Direction: In how many lines does the string "Inmate" appear? Answer with the number only.

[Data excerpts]

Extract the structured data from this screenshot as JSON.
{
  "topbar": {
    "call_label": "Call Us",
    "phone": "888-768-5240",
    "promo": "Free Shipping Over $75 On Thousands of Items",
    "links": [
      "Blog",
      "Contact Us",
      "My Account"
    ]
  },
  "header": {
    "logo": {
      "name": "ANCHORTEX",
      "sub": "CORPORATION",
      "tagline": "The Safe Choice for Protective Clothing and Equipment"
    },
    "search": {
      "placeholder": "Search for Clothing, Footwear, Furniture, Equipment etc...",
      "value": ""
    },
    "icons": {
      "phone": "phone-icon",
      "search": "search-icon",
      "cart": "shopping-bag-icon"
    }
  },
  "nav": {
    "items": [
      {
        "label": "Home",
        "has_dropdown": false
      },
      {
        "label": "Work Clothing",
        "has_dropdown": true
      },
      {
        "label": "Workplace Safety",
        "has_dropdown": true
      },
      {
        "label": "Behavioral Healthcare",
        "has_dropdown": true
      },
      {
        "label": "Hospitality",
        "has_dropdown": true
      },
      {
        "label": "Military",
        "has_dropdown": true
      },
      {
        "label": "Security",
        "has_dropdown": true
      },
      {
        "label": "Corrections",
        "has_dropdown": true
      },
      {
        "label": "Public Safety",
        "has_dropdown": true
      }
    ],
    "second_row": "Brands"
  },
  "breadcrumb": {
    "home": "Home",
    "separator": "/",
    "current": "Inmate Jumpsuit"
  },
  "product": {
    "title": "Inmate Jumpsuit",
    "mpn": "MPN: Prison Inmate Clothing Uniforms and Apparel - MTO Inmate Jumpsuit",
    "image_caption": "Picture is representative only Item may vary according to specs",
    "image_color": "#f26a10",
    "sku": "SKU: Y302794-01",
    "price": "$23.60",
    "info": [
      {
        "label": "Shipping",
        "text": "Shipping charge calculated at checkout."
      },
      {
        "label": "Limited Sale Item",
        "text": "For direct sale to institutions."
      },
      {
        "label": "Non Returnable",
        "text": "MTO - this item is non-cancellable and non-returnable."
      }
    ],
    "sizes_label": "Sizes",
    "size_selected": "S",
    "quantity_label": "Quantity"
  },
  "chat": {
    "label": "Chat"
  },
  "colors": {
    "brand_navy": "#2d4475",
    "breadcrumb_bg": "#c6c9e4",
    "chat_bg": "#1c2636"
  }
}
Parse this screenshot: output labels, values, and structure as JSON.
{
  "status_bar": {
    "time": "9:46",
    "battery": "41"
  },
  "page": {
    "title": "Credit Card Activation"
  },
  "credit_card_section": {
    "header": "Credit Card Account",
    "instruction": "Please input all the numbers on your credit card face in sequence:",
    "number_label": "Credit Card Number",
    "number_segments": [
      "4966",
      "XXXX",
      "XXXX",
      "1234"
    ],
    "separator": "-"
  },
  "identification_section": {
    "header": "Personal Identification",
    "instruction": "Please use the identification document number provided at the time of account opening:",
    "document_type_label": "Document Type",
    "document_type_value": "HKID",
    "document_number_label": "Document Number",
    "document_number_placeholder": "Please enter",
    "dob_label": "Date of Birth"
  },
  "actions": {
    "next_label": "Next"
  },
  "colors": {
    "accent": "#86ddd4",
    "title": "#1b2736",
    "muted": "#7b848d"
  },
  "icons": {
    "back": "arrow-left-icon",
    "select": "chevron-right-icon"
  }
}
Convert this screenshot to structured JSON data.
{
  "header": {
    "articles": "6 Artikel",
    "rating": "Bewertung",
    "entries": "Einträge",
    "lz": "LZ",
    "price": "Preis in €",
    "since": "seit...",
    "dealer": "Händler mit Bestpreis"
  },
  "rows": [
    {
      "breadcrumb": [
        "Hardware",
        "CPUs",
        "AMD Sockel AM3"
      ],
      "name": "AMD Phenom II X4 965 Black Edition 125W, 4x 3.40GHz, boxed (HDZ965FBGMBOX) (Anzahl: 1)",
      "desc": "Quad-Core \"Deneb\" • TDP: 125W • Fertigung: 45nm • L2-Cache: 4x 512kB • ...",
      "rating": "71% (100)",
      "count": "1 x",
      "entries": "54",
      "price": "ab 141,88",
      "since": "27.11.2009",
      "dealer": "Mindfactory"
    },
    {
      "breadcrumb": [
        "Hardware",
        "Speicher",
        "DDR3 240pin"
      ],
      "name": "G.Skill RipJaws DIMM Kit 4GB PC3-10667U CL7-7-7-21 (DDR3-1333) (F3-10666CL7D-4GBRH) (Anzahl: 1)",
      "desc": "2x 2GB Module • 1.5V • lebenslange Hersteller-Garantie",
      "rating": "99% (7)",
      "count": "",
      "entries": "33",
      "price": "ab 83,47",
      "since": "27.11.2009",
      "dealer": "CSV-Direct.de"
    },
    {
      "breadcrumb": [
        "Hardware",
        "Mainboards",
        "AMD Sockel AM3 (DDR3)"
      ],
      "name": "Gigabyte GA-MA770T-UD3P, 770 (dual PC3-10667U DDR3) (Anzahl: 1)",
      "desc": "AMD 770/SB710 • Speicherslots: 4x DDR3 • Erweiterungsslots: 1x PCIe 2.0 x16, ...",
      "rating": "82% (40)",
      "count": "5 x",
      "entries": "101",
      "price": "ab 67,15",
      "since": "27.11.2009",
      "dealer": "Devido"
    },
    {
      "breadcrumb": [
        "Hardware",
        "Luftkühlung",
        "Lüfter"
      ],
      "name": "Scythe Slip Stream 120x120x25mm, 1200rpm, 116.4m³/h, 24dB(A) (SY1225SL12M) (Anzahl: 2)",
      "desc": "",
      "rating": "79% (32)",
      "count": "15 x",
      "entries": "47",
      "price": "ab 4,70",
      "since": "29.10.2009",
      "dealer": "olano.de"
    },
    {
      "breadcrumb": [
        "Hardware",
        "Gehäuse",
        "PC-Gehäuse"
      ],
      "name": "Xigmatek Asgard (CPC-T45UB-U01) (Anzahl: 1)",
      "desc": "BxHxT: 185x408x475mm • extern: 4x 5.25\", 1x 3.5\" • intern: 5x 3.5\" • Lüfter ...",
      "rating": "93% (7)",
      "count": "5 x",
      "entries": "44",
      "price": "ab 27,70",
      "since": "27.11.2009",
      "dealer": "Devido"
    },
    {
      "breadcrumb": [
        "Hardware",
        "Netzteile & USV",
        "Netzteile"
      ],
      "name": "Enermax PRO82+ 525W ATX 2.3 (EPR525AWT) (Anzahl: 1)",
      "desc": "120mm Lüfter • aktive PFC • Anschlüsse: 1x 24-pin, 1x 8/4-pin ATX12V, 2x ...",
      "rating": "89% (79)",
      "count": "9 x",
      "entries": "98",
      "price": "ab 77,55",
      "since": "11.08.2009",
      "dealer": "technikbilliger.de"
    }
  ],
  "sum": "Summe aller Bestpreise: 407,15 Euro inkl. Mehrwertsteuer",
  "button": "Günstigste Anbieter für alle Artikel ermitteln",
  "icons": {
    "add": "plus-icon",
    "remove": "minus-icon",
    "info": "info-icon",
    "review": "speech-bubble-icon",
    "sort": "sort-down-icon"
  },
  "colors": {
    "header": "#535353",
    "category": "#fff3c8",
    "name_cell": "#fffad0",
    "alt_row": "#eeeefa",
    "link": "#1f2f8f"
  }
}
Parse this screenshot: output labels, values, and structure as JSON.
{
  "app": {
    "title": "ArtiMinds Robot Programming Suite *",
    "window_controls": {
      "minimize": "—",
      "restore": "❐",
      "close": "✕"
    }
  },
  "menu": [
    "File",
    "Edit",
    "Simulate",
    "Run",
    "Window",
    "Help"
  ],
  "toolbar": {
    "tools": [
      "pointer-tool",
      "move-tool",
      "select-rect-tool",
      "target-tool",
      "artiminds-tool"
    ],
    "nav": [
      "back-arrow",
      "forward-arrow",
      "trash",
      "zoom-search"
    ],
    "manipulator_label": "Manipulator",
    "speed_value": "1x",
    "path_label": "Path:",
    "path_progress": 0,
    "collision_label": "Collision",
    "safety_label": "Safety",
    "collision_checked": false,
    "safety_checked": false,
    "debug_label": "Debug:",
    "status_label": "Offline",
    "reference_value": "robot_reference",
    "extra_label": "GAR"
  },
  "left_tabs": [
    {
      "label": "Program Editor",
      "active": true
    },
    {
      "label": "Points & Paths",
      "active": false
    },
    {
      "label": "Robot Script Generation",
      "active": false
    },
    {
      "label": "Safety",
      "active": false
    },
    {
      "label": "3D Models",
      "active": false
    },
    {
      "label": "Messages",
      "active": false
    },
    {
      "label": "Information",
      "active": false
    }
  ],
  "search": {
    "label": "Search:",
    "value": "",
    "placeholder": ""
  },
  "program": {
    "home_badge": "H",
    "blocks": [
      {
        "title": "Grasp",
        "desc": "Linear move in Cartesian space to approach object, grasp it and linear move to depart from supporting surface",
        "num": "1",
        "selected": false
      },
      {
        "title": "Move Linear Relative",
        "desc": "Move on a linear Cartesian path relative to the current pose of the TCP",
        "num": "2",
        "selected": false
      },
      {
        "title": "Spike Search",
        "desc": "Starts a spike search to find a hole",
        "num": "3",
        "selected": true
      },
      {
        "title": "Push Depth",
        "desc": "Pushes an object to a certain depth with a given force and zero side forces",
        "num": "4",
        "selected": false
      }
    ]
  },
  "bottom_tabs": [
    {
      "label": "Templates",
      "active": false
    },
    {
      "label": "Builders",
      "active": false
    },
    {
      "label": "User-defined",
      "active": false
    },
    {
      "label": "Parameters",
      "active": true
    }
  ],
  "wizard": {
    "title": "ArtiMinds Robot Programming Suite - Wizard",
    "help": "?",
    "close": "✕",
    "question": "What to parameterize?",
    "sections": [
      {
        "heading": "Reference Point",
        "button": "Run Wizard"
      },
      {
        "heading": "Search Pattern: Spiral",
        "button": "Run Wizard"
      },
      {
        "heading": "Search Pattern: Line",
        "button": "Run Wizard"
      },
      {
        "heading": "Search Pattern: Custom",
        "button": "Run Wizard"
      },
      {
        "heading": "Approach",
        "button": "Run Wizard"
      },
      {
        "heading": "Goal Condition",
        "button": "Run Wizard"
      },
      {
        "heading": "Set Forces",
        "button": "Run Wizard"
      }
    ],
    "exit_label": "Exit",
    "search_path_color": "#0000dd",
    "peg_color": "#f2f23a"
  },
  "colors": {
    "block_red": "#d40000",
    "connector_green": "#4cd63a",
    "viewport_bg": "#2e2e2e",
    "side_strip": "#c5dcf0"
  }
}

Complete output: 3